Reproduce each line of the records below word for word, keeping every character, number, and box value unchanged.
----------
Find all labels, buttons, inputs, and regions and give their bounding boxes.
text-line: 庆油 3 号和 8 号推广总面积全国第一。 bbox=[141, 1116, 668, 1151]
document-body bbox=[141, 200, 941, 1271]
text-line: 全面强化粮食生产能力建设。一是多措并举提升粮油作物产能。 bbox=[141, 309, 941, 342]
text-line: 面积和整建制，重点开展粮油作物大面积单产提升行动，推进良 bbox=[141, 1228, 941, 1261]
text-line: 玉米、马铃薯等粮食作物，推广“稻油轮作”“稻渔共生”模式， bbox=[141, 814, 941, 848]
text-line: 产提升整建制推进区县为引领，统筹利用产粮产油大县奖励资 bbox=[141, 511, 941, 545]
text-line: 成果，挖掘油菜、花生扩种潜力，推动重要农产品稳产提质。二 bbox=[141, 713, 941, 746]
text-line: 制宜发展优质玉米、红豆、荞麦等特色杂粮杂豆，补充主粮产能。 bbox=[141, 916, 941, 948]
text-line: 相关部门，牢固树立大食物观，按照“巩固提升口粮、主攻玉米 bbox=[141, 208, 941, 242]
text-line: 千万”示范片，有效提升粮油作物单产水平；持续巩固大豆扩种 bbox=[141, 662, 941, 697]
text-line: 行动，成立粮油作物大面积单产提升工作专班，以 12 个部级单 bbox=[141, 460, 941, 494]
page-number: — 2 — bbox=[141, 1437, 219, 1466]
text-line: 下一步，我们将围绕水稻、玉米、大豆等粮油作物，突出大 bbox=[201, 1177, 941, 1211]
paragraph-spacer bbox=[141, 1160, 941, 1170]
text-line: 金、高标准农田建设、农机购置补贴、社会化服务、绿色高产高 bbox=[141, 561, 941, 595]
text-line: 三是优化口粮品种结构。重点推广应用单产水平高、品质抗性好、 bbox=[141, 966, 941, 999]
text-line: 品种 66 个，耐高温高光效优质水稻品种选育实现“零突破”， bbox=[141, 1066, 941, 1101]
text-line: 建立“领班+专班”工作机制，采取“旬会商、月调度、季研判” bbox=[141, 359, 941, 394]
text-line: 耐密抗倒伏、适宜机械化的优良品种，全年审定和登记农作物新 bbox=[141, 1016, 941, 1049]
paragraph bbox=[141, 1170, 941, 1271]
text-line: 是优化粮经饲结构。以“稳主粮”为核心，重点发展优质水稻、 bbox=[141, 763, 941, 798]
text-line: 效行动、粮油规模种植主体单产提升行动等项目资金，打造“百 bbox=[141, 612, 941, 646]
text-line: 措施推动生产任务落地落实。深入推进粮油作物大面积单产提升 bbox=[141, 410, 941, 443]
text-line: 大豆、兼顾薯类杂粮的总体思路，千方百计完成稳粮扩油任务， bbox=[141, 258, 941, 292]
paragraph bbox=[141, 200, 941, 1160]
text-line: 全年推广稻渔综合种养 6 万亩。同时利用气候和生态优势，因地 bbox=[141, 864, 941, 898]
----------
## Result of this task
Find all labels, buttons, inputs, and regions and give their bounding boxes.
text-line: 庆油 3 号和 8 号推广总面积全国第一。 bbox=[141, 1116, 668, 1151]
document-body bbox=[141, 200, 941, 1271]
text-line: 全面强化粮食生产能力建设。一是多措并举提升粮油作物产能。 bbox=[141, 309, 941, 342]
text-line: 面积和整建制，重点开展粮油作物大面积单产提升行动，推进良 bbox=[141, 1228, 941, 1261]
text-line: 玉米、马铃薯等粮食作物，推广“稻油轮作”“稻渔共生”模式， bbox=[141, 814, 941, 848]
text-line: 产提升整建制推进区县为引领，统筹利用产粮产油大县奖励资 bbox=[141, 511, 941, 545]
text-line: 成果，挖掘油菜、花生扩种潜力，推动重要农产品稳产提质。二 bbox=[141, 713, 941, 746]
text-line: 制宜发展优质玉米、红豆、荞麦等特色杂粮杂豆，补充主粮产能。 bbox=[141, 916, 941, 948]
text-line: 相关部门，牢固树立大食物观，按照“巩固提升口粮、主攻玉米 bbox=[141, 208, 941, 242]
text-line: 千万”示范片，有效提升粮油作物单产水平；持续巩固大豆扩种 bbox=[141, 662, 941, 697]
text-line: 行动，成立粮油作物大面积单产提升工作专班，以 12 个部级单 bbox=[141, 460, 941, 494]
page-number: — 2 — bbox=[141, 1437, 219, 1466]
text-line: 下一步，我们将围绕水稻、玉米、大豆等粮油作物，突出大 bbox=[201, 1177, 941, 1211]
paragraph-spacer bbox=[141, 1160, 941, 1170]
text-line: 金、高标准农田建设、农机购置补贴、社会化服务、绿色高产高 bbox=[141, 561, 941, 595]
text-line: 三是优化口粮品种结构。重点推广应用单产水平高、品质抗性好、 bbox=[141, 966, 941, 999]
text-line: 品种 66 个，耐高温高光效优质水稻品种选育实现“零突破”， bbox=[141, 1066, 941, 1101]
text-line: 建立“领班+专班”工作机制，采取“旬会商、月调度、季研判” bbox=[141, 359, 941, 394]
text-line: 耐密抗倒伏、适宜机械化的优良品种，全年审定和登记农作物新 bbox=[141, 1016, 941, 1049]
paragraph bbox=[141, 1170, 941, 1271]
text-line: 是优化粮经饲结构。以“稳主粮”为核心，重点发展优质水稻、 bbox=[141, 763, 941, 798]
text-line: 效行动、粮油规模种植主体单产提升行动等项目资金，打造“百 bbox=[141, 612, 941, 646]
text-line: 措施推动生产任务落地落实。深入推进粮油作物大面积单产提升 bbox=[141, 410, 941, 443]
text-line: 大豆、兼顾薯类杂粮的总体思路，千方百计完成稳粮扩油任务， bbox=[141, 258, 941, 292]
paragraph bbox=[141, 200, 941, 1160]
text-line: 全年推广稻渔综合种养 6 万亩。同时利用气候和生态优势，因地 bbox=[141, 864, 941, 898]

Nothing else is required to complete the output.